▶ EXTRACTED DATA:
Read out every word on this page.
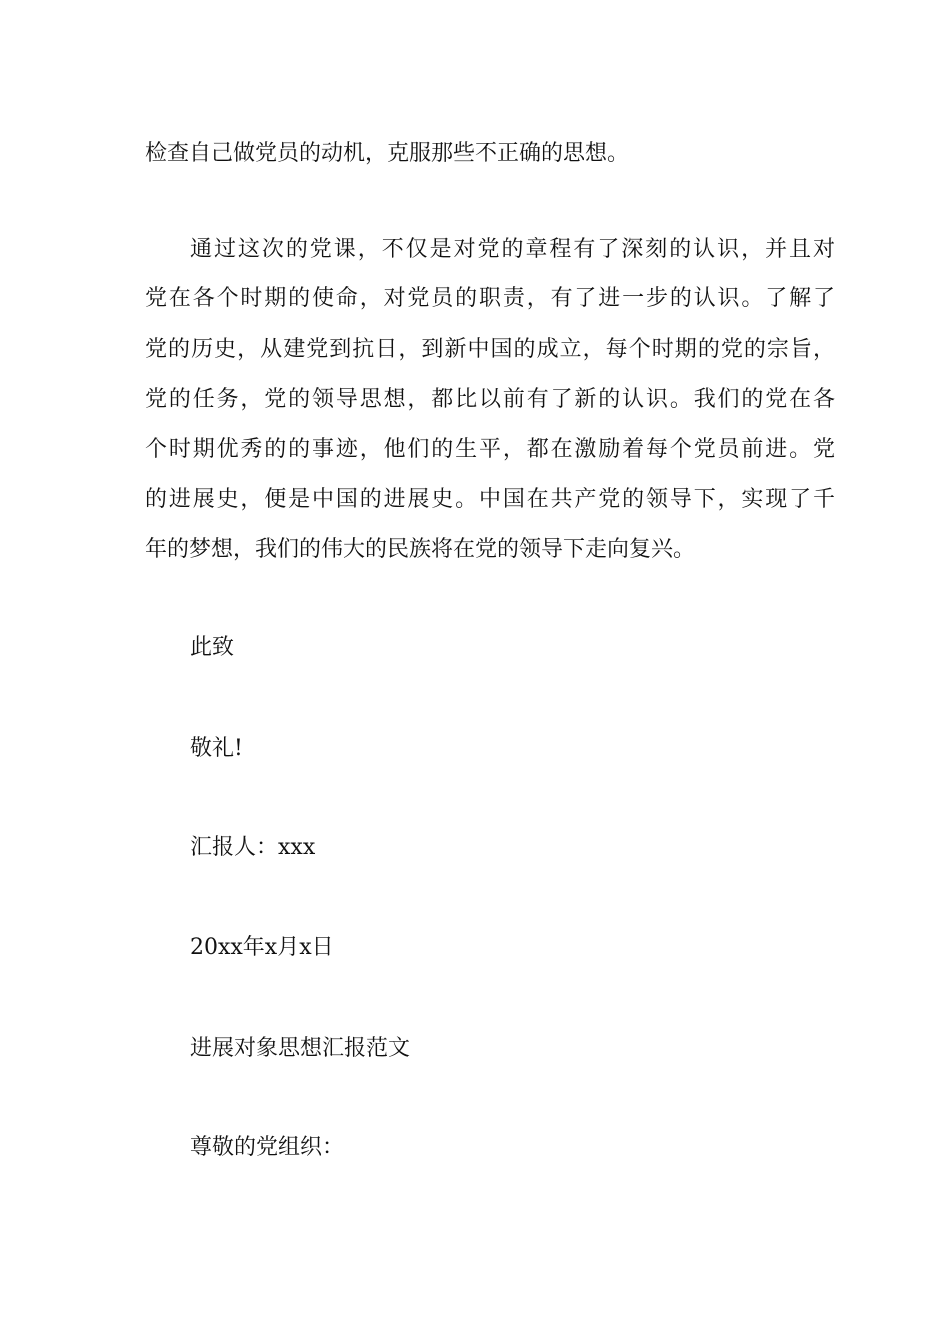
检查自己做党员的动机，克服那些不正确的思想。
通过这次的党课，不仅是对党的章程有了深刻的认识，并且对
党在各个时期的使命，对党员的职责，有了进一步的认识。了解了
党的历史，从建党到抗日，到新中国的成立，每个时期的党的宗旨，
党的任务，党的领导思想，都比以前有了新的认识。我们的党在各
个时期优秀的的事迹，他们的生平，都在激励着每个党员前进。党
的进展史，便是中国的进展史。中国在共产党的领导下，实现了千
年的梦想，我们的伟大的民族将在党的领导下走向复兴。
此致
敬礼!
汇报人：xxx
20xx年x月x日
进展对象思想汇报范文
尊敬的党组织：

▶ GOAL:
Quote the preceding records in their entirety, excluding every picture.

▶ EXERCISE OUTPUT:
Read out every word on this page.
检查自己做党员的动机，克服那些不正确的思想。
通过这次的党课，不仅是对党的章程有了深刻的认识，并且对
党在各个时期的使命，对党员的职责，有了进一步的认识。了解了
党的历史，从建党到抗日，到新中国的成立，每个时期的党的宗旨，
党的任务，党的领导思想，都比以前有了新的认识。我们的党在各
个时期优秀的的事迹，他们的生平，都在激励着每个党员前进。党
的进展史，便是中国的进展史。中国在共产党的领导下，实现了千
年的梦想，我们的伟大的民族将在党的领导下走向复兴。
此致
敬礼!
汇报人：xxx
20xx年x月x日
进展对象思想汇报范文
尊敬的党组织：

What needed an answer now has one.